**Task**
Without skipping anything, write out each record below exactly.

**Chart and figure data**
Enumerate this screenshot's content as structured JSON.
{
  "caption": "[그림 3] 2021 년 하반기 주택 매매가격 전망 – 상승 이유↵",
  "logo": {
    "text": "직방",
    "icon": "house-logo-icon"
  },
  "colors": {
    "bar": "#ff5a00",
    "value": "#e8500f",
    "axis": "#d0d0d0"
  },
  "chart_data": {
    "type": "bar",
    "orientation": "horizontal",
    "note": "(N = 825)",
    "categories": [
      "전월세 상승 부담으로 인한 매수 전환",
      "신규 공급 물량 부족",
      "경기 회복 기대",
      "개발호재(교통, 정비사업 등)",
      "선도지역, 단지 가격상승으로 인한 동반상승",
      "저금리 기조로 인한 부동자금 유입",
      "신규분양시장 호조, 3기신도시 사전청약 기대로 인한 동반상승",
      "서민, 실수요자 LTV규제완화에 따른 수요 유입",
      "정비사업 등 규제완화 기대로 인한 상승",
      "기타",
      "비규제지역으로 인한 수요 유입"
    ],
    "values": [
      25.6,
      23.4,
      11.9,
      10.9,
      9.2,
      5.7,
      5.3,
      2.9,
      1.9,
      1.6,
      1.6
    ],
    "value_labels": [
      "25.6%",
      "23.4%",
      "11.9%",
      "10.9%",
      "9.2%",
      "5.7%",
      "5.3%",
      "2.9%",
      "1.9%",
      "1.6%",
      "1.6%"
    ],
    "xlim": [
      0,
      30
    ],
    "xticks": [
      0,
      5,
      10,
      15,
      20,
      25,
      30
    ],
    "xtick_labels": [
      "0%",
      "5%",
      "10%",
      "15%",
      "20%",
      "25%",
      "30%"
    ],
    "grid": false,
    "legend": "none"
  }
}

**Problem solution**
Enumerate this screenshot's content as structured JSON.
{
  "caption": "[그림 3] 2021 년 하반기 주택 매매가격 전망 – 상승 이유↵",
  "logo": {
    "text": "직방",
    "icon": "house-logo-icon"
  },
  "colors": {
    "bar": "#ff5a00",
    "value": "#e8500f",
    "axis": "#d0d0d0"
  },
  "chart_data": {
    "type": "bar",
    "orientation": "horizontal",
    "note": "(N = 825)",
    "categories": [
      "전월세 상승 부담으로 인한 매수 전환",
      "신규 공급 물량 부족",
      "경기 회복 기대",
      "개발호재(교통, 정비사업 등)",
      "선도지역, 단지 가격상승으로 인한 동반상승",
      "저금리 기조로 인한 부동자금 유입",
      "신규분양시장 호조, 3기신도시 사전청약 기대로 인한 동반상승",
      "서민, 실수요자 LTV규제완화에 따른 수요 유입",
      "정비사업 등 규제완화 기대로 인한 상승",
      "기타",
      "비규제지역으로 인한 수요 유입"
    ],
    "values": [
      25.6,
      23.4,
      11.9,
      10.9,
      9.2,
      5.7,
      5.3,
      2.9,
      1.9,
      1.6,
      1.6
    ],
    "value_labels": [
      "25.6%",
      "23.4%",
      "11.9%",
      "10.9%",
      "9.2%",
      "5.7%",
      "5.3%",
      "2.9%",
      "1.9%",
      "1.6%",
      "1.6%"
    ],
    "xlim": [
      0,
      30
    ],
    "xticks": [
      0,
      5,
      10,
      15,
      20,
      25,
      30
    ],
    "xtick_labels": [
      "0%",
      "5%",
      "10%",
      "15%",
      "20%",
      "25%",
      "30%"
    ],
    "grid": false,
    "legend": "none"
  }
}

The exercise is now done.